— Start of Provided information —
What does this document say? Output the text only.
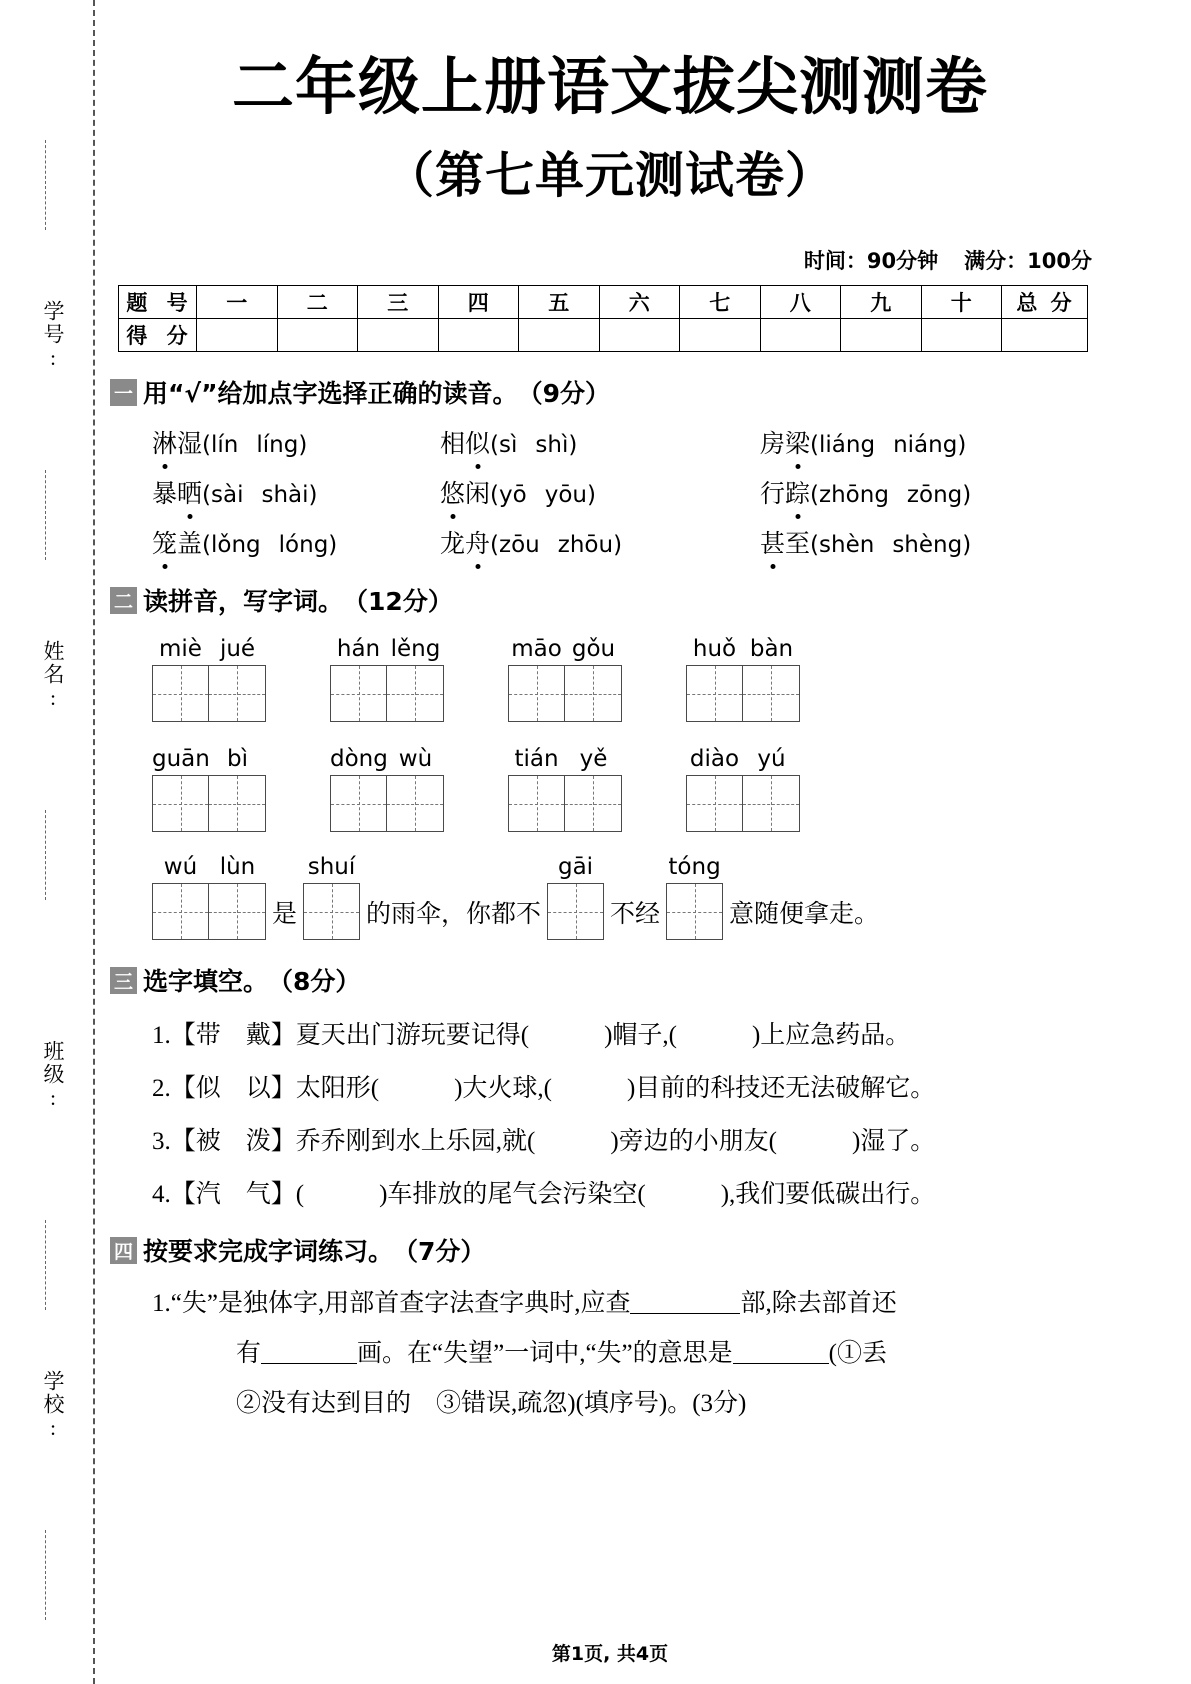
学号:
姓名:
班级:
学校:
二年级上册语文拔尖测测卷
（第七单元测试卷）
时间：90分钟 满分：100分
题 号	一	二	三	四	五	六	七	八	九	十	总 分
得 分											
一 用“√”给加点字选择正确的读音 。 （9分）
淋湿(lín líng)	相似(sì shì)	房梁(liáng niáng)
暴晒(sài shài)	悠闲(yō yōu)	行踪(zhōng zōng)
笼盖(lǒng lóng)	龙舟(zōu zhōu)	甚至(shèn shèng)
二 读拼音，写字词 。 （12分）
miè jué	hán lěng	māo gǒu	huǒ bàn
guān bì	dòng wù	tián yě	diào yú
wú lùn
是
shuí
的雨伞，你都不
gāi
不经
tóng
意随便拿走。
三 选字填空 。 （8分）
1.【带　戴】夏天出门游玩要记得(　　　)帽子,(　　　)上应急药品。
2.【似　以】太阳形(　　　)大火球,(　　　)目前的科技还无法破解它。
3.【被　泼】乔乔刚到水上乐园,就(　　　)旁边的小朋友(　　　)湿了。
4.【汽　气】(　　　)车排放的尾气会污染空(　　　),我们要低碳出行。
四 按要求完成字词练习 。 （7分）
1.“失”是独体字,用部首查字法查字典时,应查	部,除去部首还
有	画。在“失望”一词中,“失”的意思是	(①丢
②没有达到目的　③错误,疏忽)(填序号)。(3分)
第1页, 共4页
— End of Provided information —
— Start of Provided information —
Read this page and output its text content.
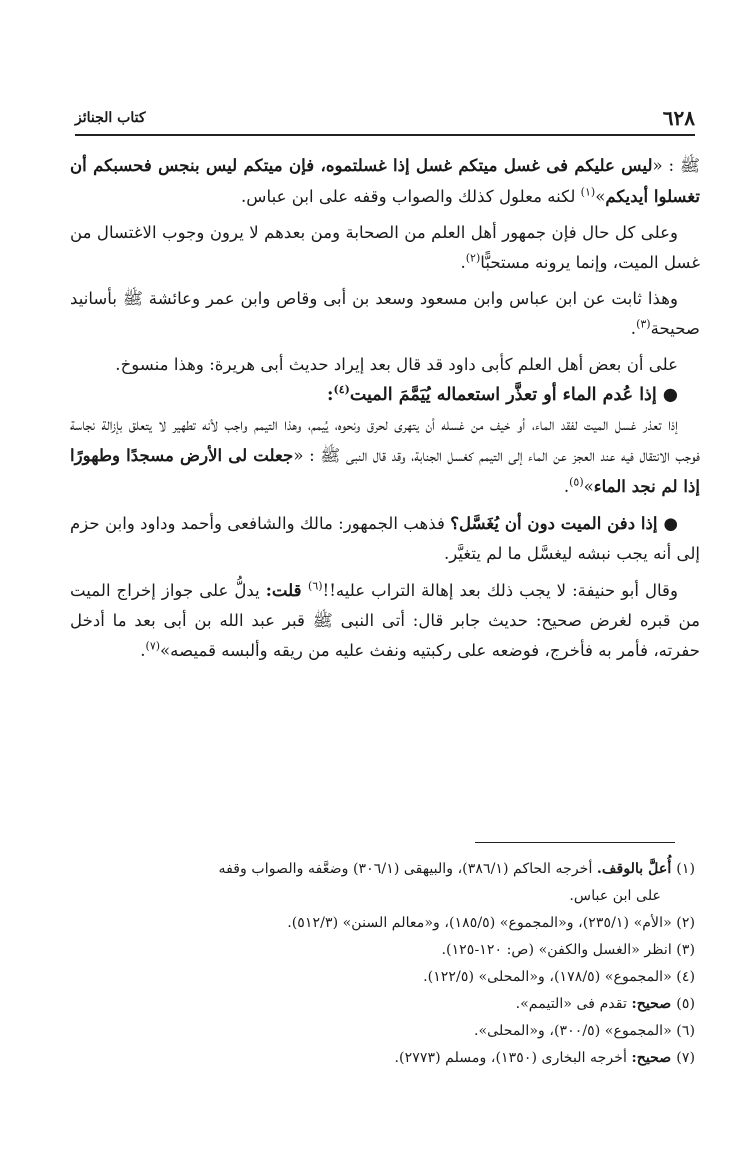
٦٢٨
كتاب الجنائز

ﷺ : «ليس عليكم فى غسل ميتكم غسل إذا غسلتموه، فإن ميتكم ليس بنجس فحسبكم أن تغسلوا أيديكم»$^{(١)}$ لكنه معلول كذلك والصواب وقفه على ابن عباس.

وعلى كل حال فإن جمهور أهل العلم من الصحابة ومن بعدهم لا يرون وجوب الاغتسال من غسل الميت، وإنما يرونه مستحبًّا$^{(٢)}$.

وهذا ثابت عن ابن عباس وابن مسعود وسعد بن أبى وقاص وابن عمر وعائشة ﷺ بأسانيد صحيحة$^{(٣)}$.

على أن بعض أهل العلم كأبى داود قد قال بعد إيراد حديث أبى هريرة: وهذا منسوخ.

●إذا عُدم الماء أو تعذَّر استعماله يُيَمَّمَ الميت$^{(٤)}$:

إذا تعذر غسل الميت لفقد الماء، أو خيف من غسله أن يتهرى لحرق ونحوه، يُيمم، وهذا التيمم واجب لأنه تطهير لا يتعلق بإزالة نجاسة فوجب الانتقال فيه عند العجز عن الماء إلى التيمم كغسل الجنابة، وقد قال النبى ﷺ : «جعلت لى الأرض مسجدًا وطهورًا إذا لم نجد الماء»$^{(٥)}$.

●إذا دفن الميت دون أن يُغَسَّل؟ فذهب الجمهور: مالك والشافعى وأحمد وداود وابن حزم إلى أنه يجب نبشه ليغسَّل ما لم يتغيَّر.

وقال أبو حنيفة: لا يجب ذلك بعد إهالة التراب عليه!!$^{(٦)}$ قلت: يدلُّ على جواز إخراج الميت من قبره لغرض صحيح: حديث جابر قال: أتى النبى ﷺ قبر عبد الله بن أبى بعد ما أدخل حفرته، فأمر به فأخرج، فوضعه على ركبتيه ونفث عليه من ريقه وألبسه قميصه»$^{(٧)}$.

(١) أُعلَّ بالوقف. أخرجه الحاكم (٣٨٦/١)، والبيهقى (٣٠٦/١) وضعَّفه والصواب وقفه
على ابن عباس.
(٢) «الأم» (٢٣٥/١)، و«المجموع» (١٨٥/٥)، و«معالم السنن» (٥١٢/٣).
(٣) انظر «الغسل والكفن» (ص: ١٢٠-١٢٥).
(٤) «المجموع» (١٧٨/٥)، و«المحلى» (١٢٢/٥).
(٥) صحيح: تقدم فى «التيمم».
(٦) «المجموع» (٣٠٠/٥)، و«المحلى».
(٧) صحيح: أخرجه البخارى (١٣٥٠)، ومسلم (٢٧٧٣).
— End of Provided information —
• Exercise: Identify the lines above with the word "المجموع". Copy them.

• Answer below:
(٢) «الأم» (٢٣٥/١)، و«المجموع» (١٨٥/٥)، و«معالم السنن» (٥١٢/٣).
(٤) «المجموع» (١٧٨/٥)، و«المحلى» (١٢٢/٥).
(٦) «المجموع» (٣٠٠/٥)، و«المحلى».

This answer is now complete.